§ **Tasks and exercises**:
**1.** Answer these questions from the text on customizing headers and footers:
(a) What is rendered by default?
(b) What does header return by default, and what does it fall back to?
(c) When queryset data is used and no verbose name has been explicitly defined for a column, what is used instead?
**2.** Supply the next part of the text on customizing headers and footers, starting after its last line.

[[ Source text open ]]

Customizing headers and footers

By default an header and no footer will be rendered.

Adding column headers

The header cell for each column comes from header. By default this method returns verbose_name, falling back to the titlised attribute name of the column in the table class.

When using queryset data and a verbose name hasn’t been explicitly defined for a column, the corresponding model field’s verbose_name will be used.

Consider the following:

>>> class Region(models.Model):
...     name = models.CharField(max_length=200)
...
>>> class Person(models.Model):
...     first_name = models.CharField(verbose_name='model verbose name', max_length=200)
...     last_name = models.CharField(max_length=200)
...     region = models.ForeignKey('Region')
...
>>> class PersonTable(tables.Table):
...     first_name = tables.Column()
...     ln = tables.Column(accessor='last_name')
...     region_name = tables.Column(accessor='region.name')
...

[[ Source text closed ]]
[[ Information supplied open ]]

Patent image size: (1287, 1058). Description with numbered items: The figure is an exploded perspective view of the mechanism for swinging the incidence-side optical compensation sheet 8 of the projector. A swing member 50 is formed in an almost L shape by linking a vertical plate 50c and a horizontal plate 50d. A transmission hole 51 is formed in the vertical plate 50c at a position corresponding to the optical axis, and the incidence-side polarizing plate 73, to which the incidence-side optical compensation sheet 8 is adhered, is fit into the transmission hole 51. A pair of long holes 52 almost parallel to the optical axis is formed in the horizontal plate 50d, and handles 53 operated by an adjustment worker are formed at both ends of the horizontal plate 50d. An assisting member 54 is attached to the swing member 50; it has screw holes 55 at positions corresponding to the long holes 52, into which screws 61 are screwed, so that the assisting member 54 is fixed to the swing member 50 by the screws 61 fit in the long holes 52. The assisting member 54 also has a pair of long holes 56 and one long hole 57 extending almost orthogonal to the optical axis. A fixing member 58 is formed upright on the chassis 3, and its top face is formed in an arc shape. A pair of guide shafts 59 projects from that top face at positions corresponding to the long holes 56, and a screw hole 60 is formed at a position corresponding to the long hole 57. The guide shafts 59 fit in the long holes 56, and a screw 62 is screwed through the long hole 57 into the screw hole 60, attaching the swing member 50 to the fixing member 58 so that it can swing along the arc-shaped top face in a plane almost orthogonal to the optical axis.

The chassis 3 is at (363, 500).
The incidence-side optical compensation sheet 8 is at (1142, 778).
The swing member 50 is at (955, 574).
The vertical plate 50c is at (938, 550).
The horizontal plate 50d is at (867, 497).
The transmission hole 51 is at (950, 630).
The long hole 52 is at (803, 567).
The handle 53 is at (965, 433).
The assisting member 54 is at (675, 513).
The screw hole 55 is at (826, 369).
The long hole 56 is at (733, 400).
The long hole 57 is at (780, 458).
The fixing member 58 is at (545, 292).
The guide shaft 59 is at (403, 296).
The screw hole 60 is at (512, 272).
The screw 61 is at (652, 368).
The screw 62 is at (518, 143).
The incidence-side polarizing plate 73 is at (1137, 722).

[[ Information supplied closed ]]

§ **Responses per task**:
**1.**
(a) A header and no footer.
(b) It returns verbose_name and falls back to the titlised attribute name of the column in the table class.
(c) The corresponding model field's verbose_name.

**2.**
>>> table = PersonTable(Person.objects.all())
>>> table.columns['first_name'].header
'Model Verbose Name'
>>> table.columns['ln'].header
'Last Name'
>>> table.columns['region_name'].header
'Name'

As you can see in the last example (region name), the results are not always desirable when an accessor is used to cross relationships. To get around this be careful to define Column.verbose_name.

Adding column footers

By default, no footer will be rendered. If you want to add a footer, define a footer on at least one column.

That will make the table render a footer on every view of the table. It’s up to you to decide if that makes sense if your table is paginated.